## Written instruction
Examine the entries and show every line in which the word "xlabel" is found.

## Entries
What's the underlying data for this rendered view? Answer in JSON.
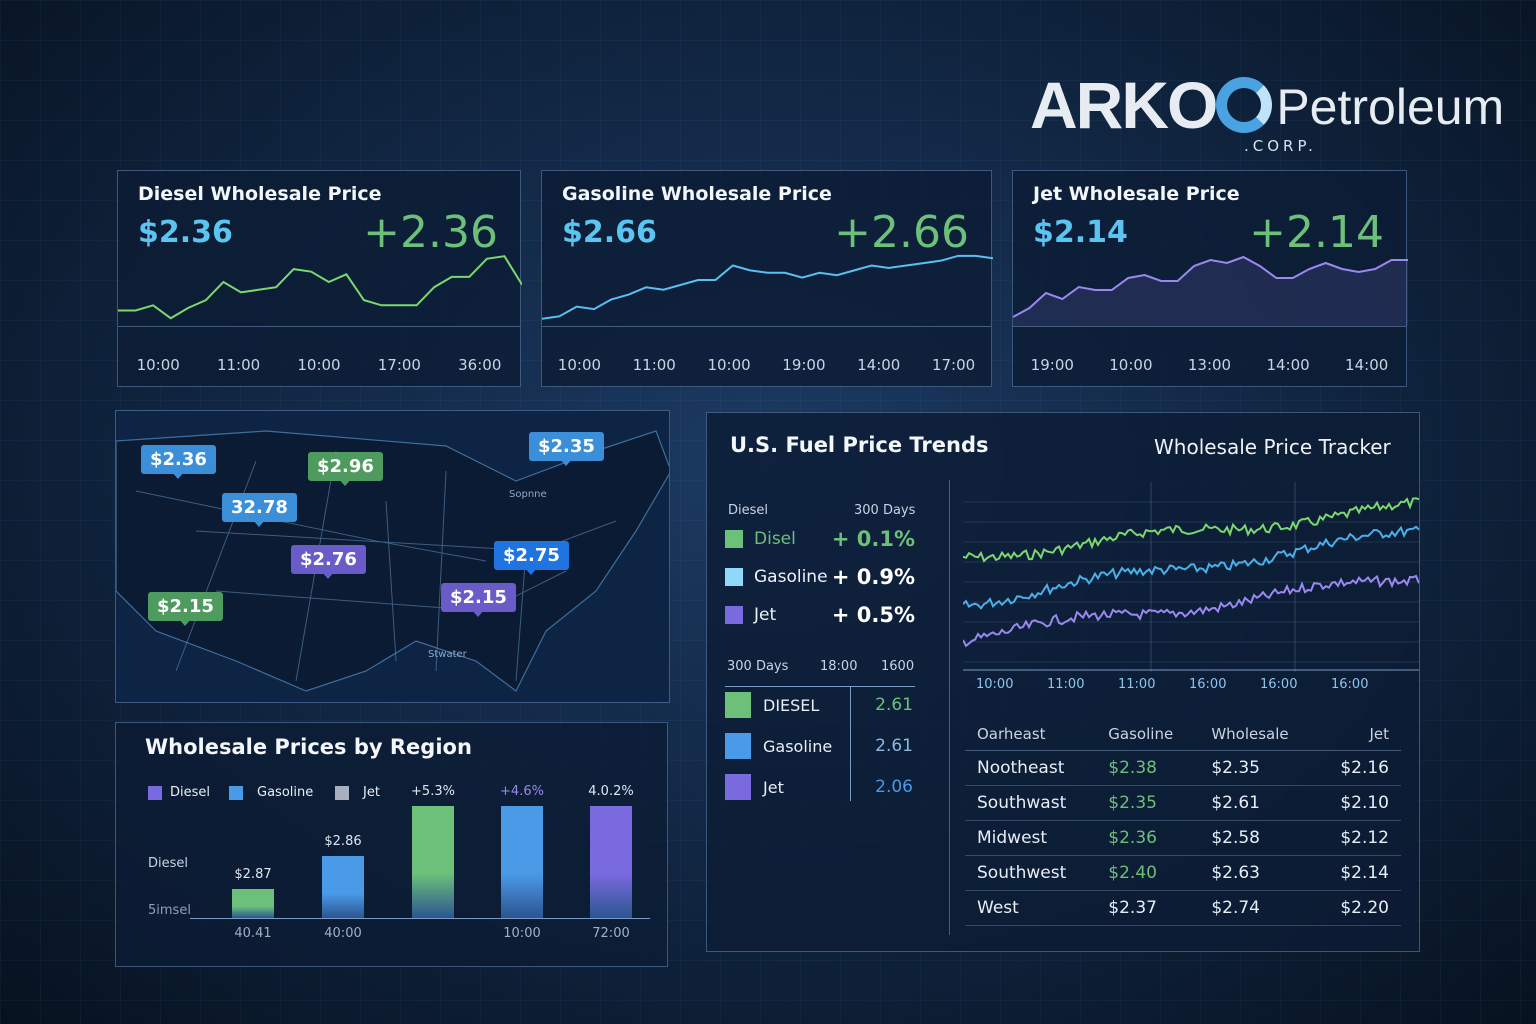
{
  "brand": {
    "name": "ARKO",
    "suffix": "Petroleum",
    "sub": ".CORP."
  },
  "cards": [
    {
      "title": "Diesel Wholesale Price",
      "price": "$2.36",
      "change": "+2.36",
      "color": "#7bd86e",
      "ticks": [
        "10:00",
        "11:00",
        "10:00",
        "17:00",
        "36:00"
      ],
      "series": [
        2.2,
        2.2,
        2.22,
        2.17,
        2.21,
        2.24,
        2.31,
        2.27,
        2.28,
        2.29,
        2.36,
        2.35,
        2.31,
        2.34,
        2.24,
        2.22,
        2.22,
        2.22,
        2.29,
        2.33,
        2.33,
        2.4,
        2.41,
        2.3
      ]
    },
    {
      "title": "Gasoline Wholesale Price",
      "price": "$2.66",
      "change": "+2.66",
      "color": "#5bc0f0",
      "ticks": [
        "10:00",
        "11:00",
        "10:00",
        "19:00",
        "14:00",
        "17:00"
      ],
      "series": [
        2.4,
        2.41,
        2.45,
        2.44,
        2.48,
        2.5,
        2.53,
        2.52,
        2.54,
        2.56,
        2.56,
        2.62,
        2.6,
        2.59,
        2.59,
        2.57,
        2.59,
        2.58,
        2.6,
        2.62,
        2.61,
        2.62,
        2.63,
        2.64,
        2.66,
        2.66,
        2.65
      ]
    },
    {
      "title": "Jet Wholesale Price",
      "price": "$2.14",
      "change": "+2.14",
      "color": "#9a88f0",
      "ticks": [
        "19:00",
        "10:00",
        "13:00",
        "14:00",
        "14:00"
      ],
      "series": [
        1.9,
        1.93,
        1.98,
        1.96,
        2.0,
        1.99,
        1.99,
        2.03,
        2.04,
        2.02,
        2.02,
        2.07,
        2.09,
        2.08,
        2.1,
        2.07,
        2.03,
        2.03,
        2.06,
        2.08,
        2.06,
        2.05,
        2.06,
        2.09,
        2.09
      ]
    }
  ],
  "map": {
    "pins": [
      {
        "label": "$2.36",
        "color": "#3a8fd8"
      },
      {
        "label": "$2.96",
        "color": "#4f9a5e"
      },
      {
        "label": "32.78",
        "color": "#3a8fd8"
      },
      {
        "label": "$2.76",
        "color": "#6a5cc8"
      },
      {
        "label": "$2.35",
        "color": "#3a8fd8"
      },
      {
        "label": "$2.75",
        "color": "#1f74e0"
      },
      {
        "label": "$2.15",
        "color": "#6a5cc8"
      },
      {
        "label": "$2.15",
        "color": "#4f9a5e"
      }
    ],
    "labels": [
      "Sopnne",
      "Stwater"
    ]
  },
  "region": {
    "title": "Wholesale Prices by Region",
    "legend": [
      {
        "label": "Diesel",
        "color": "#7a6ae0"
      },
      {
        "label": "Gasoline",
        "color": "#4a9ae8"
      },
      {
        "label": "Jet",
        "color": "#a8b0c0"
      }
    ],
    "ylabels": [
      "Diesel",
      "5imsel"
    ],
    "bars": [
      {
        "label": "$2.87",
        "x": "40.41",
        "level": 0.26,
        "color": "#6cc07a"
      },
      {
        "label": "$2.86",
        "x": "40:00",
        "level": 0.55,
        "color": "#4a9ae8"
      },
      {
        "label": "+5.3%",
        "x": "",
        "level": 1,
        "color": "#6cc07a"
      },
      {
        "label": "+4.6%",
        "x": "10:00",
        "level": 1,
        "color": "#4a9ae8",
        "labelColor": "#9a88f0"
      },
      {
        "label": "4.0.2%",
        "x": "72:00",
        "level": 1,
        "color": "#7a6ae0"
      }
    ]
  },
  "trends": {
    "title": "U.S. Fuel Price Trends",
    "subtitle": "Wholesale Price Tracker",
    "head": {
      "left": "Diesel",
      "right": "300 Days"
    },
    "changes": [
      {
        "name": "Disel",
        "value": "+ 0.1%",
        "color": "#6cc07a",
        "nameColor": "#6cc07a"
      },
      {
        "name": "Gasoline",
        "value": "+ 0.9%",
        "color": "#8fd8f8"
      },
      {
        "name": "Jet",
        "value": "+ 0.5%",
        "color": "#7a6ae0"
      }
    ],
    "cols": [
      "300 Days",
      "18:00",
      "1600"
    ],
    "latest": [
      {
        "name": "DIESEL",
        "value": "2.61",
        "color": "#6cc07a",
        "valueColor": "#6cc07a"
      },
      {
        "name": "Gasoline",
        "value": "2.61",
        "color": "#4a9ae8",
        "valueColor": "#8ab8e0"
      },
      {
        "name": "Jet",
        "value": "2.06",
        "color": "#7a6ae0",
        "valueColor": "#4a9ae8"
      }
    ],
    "xticks": [
      "10:00",
      "11:00",
      "11:00",
      "16:00",
      "16:00",
      "16:00"
    ],
    "series_colors": [
      "#7bd86e",
      "#4ab0ea",
      "#9a88f0"
    ]
  },
  "table": {
    "headers": [
      "Oarheast",
      "Gasoline",
      "Wholesale",
      "Jet"
    ],
    "rows": [
      [
        "Nootheast",
        "$2.38",
        "$2.35",
        "$2.16"
      ],
      [
        "Southwast",
        "$2.35",
        "$2.61",
        "$2.10"
      ],
      [
        "Midwest",
        "$2.36",
        "$2.58",
        "$2.12"
      ],
      [
        "Southwest",
        "$2.40",
        "$2.63",
        "$2.14"
      ],
      [
        "West",
        "$2.37",
        "$2.74",
        "$2.20"
      ]
    ],
    "green_rows": [
      0,
      1,
      2,
      3
    ]
  }
}
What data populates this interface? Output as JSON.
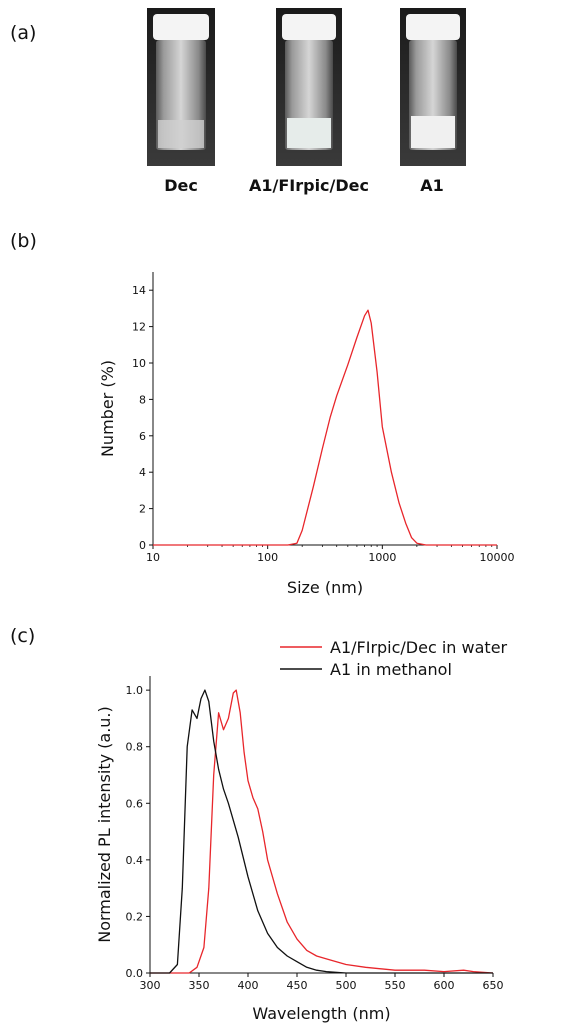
{
  "panels": {
    "a": {
      "label": "(a)"
    },
    "b": {
      "label": "(b)"
    },
    "c": {
      "label": "(c)"
    }
  },
  "vials": [
    {
      "label": "Dec",
      "content": "clear"
    },
    {
      "label": "A1/FIrpic/Dec",
      "content": "light-milky"
    },
    {
      "label": "A1",
      "content": "milky"
    }
  ],
  "colors": {
    "red": "#e8262b",
    "black": "#111111"
  },
  "chart_data": [
    {
      "type": "line",
      "xlabel": "Size (nm)",
      "ylabel": "Number (%)",
      "xscale": "log",
      "xlim": [
        10,
        10000
      ],
      "ylim": [
        0,
        15
      ],
      "xticks": [
        10,
        100,
        1000,
        10000
      ],
      "xtick_labels": [
        "10",
        "100",
        "1000",
        "10000"
      ],
      "yticks": [
        0,
        2,
        4,
        6,
        8,
        10,
        12,
        14
      ],
      "ytick_labels": [
        "0",
        "2",
        "4",
        "6",
        "8",
        "10",
        "12",
        "14"
      ],
      "grid": false,
      "series": [
        {
          "color": "#e8262b",
          "x": [
            10,
            150,
            180,
            200,
            250,
            300,
            350,
            400,
            500,
            600,
            700,
            750,
            800,
            900,
            1000,
            1200,
            1400,
            1600,
            1800,
            2000,
            2400,
            3000,
            10000
          ],
          "y": [
            0,
            0,
            0.1,
            0.8,
            3.2,
            5.3,
            7.0,
            8.2,
            9.9,
            11.4,
            12.6,
            12.9,
            12.2,
            9.5,
            6.5,
            4.0,
            2.3,
            1.2,
            0.4,
            0.1,
            0,
            0,
            0
          ]
        }
      ]
    },
    {
      "type": "line",
      "xlabel": "Wavelength (nm)",
      "ylabel": "Normalized PL intensity (a.u.)",
      "xlim": [
        300,
        650
      ],
      "ylim": [
        0,
        1.05
      ],
      "xticks": [
        300,
        350,
        400,
        450,
        500,
        550,
        600,
        650
      ],
      "xtick_labels": [
        "300",
        "350",
        "400",
        "450",
        "500",
        "550",
        "600",
        "650"
      ],
      "yticks": [
        0,
        0.2,
        0.4,
        0.6,
        0.8,
        1.0
      ],
      "ytick_labels": [
        "0.0",
        "0.2",
        "0.4",
        "0.6",
        "0.8",
        "1.0"
      ],
      "grid": false,
      "legend": "top-right",
      "series": [
        {
          "name": "A1/FIrpic/Dec in water",
          "color": "#e8262b",
          "x": [
            300,
            340,
            348,
            355,
            360,
            365,
            370,
            375,
            380,
            385,
            388,
            392,
            396,
            400,
            405,
            410,
            415,
            420,
            430,
            440,
            450,
            460,
            470,
            480,
            500,
            520,
            550,
            580,
            600,
            620,
            630,
            650
          ],
          "y": [
            0,
            0,
            0.02,
            0.09,
            0.3,
            0.7,
            0.92,
            0.86,
            0.9,
            0.99,
            1.0,
            0.92,
            0.78,
            0.68,
            0.62,
            0.58,
            0.5,
            0.4,
            0.28,
            0.18,
            0.12,
            0.08,
            0.06,
            0.05,
            0.03,
            0.02,
            0.01,
            0.01,
            0.005,
            0.01,
            0.005,
            0
          ]
        },
        {
          "name": "A1 in methanol",
          "color": "#111111",
          "x": [
            300,
            320,
            328,
            333,
            338,
            343,
            348,
            352,
            356,
            360,
            365,
            370,
            375,
            380,
            390,
            400,
            410,
            420,
            430,
            440,
            450,
            460,
            470,
            480,
            500,
            550,
            650
          ],
          "y": [
            0,
            0,
            0.03,
            0.3,
            0.8,
            0.93,
            0.9,
            0.97,
            1.0,
            0.96,
            0.82,
            0.72,
            0.65,
            0.6,
            0.48,
            0.34,
            0.22,
            0.14,
            0.09,
            0.06,
            0.04,
            0.02,
            0.01,
            0.005,
            0,
            0,
            0
          ]
        }
      ]
    }
  ]
}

## Problem solution
      "xlabel": "Size (nm)",
      "xlabel": "Wavelength (nm)",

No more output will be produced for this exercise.